Task goal: Count every line below in which "JSON" occurs, then give only the count.
BEGIN Stored records
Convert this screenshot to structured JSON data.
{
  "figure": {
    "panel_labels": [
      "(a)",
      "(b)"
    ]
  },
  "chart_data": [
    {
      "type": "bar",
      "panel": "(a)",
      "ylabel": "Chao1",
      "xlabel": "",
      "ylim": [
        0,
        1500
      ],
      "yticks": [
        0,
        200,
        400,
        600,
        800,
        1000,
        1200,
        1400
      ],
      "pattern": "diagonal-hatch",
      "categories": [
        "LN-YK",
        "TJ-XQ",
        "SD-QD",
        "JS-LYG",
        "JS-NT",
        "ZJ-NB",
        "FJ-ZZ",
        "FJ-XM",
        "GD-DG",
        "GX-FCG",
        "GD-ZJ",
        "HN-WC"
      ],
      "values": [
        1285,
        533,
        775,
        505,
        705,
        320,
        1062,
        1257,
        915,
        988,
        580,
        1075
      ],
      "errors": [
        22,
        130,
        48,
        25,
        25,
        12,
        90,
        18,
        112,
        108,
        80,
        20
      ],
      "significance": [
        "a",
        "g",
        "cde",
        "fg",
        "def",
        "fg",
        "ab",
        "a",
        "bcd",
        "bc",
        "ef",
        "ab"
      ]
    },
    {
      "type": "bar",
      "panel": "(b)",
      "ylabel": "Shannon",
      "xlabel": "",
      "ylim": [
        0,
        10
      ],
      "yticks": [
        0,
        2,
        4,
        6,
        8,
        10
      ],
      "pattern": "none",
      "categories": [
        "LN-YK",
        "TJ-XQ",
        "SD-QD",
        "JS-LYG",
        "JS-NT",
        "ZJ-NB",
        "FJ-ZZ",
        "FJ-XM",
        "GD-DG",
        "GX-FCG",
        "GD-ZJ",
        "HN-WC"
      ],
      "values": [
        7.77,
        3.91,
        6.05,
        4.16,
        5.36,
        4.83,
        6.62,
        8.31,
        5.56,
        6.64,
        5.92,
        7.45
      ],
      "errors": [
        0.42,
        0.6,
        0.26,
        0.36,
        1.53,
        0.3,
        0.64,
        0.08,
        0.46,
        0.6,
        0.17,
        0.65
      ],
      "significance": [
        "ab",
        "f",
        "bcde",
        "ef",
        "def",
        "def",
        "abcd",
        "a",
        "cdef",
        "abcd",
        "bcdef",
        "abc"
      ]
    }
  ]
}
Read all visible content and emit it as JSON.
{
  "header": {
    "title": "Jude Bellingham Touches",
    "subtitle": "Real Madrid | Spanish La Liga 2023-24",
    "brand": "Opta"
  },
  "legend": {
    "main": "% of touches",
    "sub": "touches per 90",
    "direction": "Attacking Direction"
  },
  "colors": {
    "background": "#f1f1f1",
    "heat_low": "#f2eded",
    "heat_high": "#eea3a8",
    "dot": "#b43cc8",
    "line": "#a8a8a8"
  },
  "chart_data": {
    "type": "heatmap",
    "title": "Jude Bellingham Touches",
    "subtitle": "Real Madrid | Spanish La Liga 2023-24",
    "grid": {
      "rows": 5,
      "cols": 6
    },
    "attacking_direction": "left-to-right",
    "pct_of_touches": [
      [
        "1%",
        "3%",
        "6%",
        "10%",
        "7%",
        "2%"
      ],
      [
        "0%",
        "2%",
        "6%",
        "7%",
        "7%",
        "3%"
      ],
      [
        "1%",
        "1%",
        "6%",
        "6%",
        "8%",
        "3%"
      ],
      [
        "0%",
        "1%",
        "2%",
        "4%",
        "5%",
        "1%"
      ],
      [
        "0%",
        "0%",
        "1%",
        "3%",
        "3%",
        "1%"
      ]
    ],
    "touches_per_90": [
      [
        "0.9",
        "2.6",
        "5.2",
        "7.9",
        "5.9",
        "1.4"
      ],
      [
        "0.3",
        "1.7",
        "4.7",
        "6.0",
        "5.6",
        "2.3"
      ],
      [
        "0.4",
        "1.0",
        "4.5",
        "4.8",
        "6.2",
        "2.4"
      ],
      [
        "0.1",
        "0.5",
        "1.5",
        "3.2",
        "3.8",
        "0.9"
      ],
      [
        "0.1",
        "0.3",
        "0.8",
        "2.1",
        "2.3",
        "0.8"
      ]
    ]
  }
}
END Stored records
Full solution: 2